Work required —
Copy every entry word for word, but skip the pictures.

+++ Record extracts

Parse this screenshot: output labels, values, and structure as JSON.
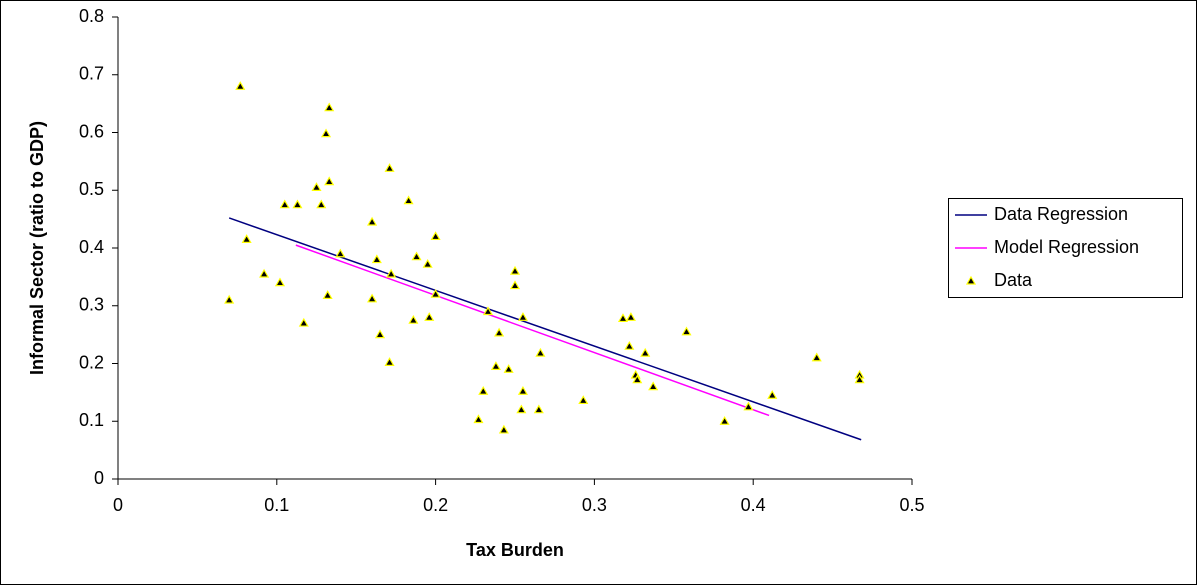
{
  "chart_data": {
    "type": "scatter",
    "x_label": "Tax Burden",
    "y_label": "Informal Sector (ratio to GDP)",
    "xlim": [
      0,
      0.5
    ],
    "xticks": [
      0,
      0.1,
      0.2,
      0.3,
      0.4,
      0.5
    ],
    "ylim": [
      0,
      0.8
    ],
    "yticks": [
      0,
      0.1,
      0.2,
      0.3,
      0.4,
      0.5,
      0.6,
      0.7,
      0.8
    ],
    "grid": false,
    "legend": "right",
    "series": [
      {
        "name": "Data Regression",
        "color": "#000080",
        "style": "line",
        "x": [
          0.07,
          0.468
        ],
        "values": [
          0.452,
          0.068
        ]
      },
      {
        "name": "Model Regression",
        "color": "#ff00ff",
        "style": "line",
        "x": [
          0.112,
          0.41
        ],
        "values": [
          0.405,
          0.11
        ]
      },
      {
        "name": "Data",
        "color": "#000000",
        "style": "marker",
        "x": [
          0.07,
          0.077,
          0.081,
          0.092,
          0.102,
          0.105,
          0.113,
          0.117,
          0.125,
          0.128,
          0.131,
          0.133,
          0.133,
          0.132,
          0.14,
          0.16,
          0.16,
          0.163,
          0.165,
          0.171,
          0.171,
          0.172,
          0.183,
          0.186,
          0.188,
          0.195,
          0.196,
          0.2,
          0.2,
          0.227,
          0.23,
          0.233,
          0.238,
          0.24,
          0.243,
          0.246,
          0.25,
          0.25,
          0.254,
          0.255,
          0.255,
          0.265,
          0.266,
          0.293,
          0.318,
          0.322,
          0.323,
          0.326,
          0.327,
          0.332,
          0.337,
          0.358,
          0.382,
          0.397,
          0.412,
          0.44,
          0.467,
          0.467
        ],
        "values": [
          0.31,
          0.68,
          0.415,
          0.355,
          0.34,
          0.475,
          0.475,
          0.27,
          0.505,
          0.475,
          0.598,
          0.643,
          0.515,
          0.318,
          0.39,
          0.445,
          0.312,
          0.38,
          0.25,
          0.538,
          0.202,
          0.355,
          0.482,
          0.275,
          0.385,
          0.372,
          0.28,
          0.32,
          0.42,
          0.103,
          0.152,
          0.29,
          0.195,
          0.253,
          0.085,
          0.19,
          0.36,
          0.335,
          0.12,
          0.152,
          0.28,
          0.12,
          0.218,
          0.136,
          0.278,
          0.23,
          0.28,
          0.18,
          0.172,
          0.218,
          0.16,
          0.255,
          0.1,
          0.125,
          0.145,
          0.21,
          0.18,
          0.172
        ]
      }
    ]
  }
}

++++++

Answer to the task —
Parse this screenshot: output labels, values, and structure as JSON.
{
  "chart_data": {
    "type": "scatter",
    "x_label": "Tax Burden",
    "y_label": "Informal Sector (ratio to GDP)",
    "xlim": [
      0,
      0.5
    ],
    "xticks": [
      0,
      0.1,
      0.2,
      0.3,
      0.4,
      0.5
    ],
    "ylim": [
      0,
      0.8
    ],
    "yticks": [
      0,
      0.1,
      0.2,
      0.3,
      0.4,
      0.5,
      0.6,
      0.7,
      0.8
    ],
    "grid": false,
    "legend": "right",
    "series": [
      {
        "name": "Data Regression",
        "color": "#000080",
        "style": "line",
        "x": [
          0.07,
          0.468
        ],
        "values": [
          0.452,
          0.068
        ]
      },
      {
        "name": "Model Regression",
        "color": "#ff00ff",
        "style": "line",
        "x": [
          0.112,
          0.41
        ],
        "values": [
          0.405,
          0.11
        ]
      },
      {
        "name": "Data",
        "color": "#000000",
        "style": "marker",
        "x": [
          0.07,
          0.077,
          0.081,
          0.092,
          0.102,
          0.105,
          0.113,
          0.117,
          0.125,
          0.128,
          0.131,
          0.133,
          0.133,
          0.132,
          0.14,
          0.16,
          0.16,
          0.163,
          0.165,
          0.171,
          0.171,
          0.172,
          0.183,
          0.186,
          0.188,
          0.195,
          0.196,
          0.2,
          0.2,
          0.227,
          0.23,
          0.233,
          0.238,
          0.24,
          0.243,
          0.246,
          0.25,
          0.25,
          0.254,
          0.255,
          0.255,
          0.265,
          0.266,
          0.293,
          0.318,
          0.322,
          0.323,
          0.326,
          0.327,
          0.332,
          0.337,
          0.358,
          0.382,
          0.397,
          0.412,
          0.44,
          0.467,
          0.467
        ],
        "values": [
          0.31,
          0.68,
          0.415,
          0.355,
          0.34,
          0.475,
          0.475,
          0.27,
          0.505,
          0.475,
          0.598,
          0.643,
          0.515,
          0.318,
          0.39,
          0.445,
          0.312,
          0.38,
          0.25,
          0.538,
          0.202,
          0.355,
          0.482,
          0.275,
          0.385,
          0.372,
          0.28,
          0.32,
          0.42,
          0.103,
          0.152,
          0.29,
          0.195,
          0.253,
          0.085,
          0.19,
          0.36,
          0.335,
          0.12,
          0.152,
          0.28,
          0.12,
          0.218,
          0.136,
          0.278,
          0.23,
          0.28,
          0.18,
          0.172,
          0.218,
          0.16,
          0.255,
          0.1,
          0.125,
          0.145,
          0.21,
          0.18,
          0.172
        ]
      }
    ]
  }
}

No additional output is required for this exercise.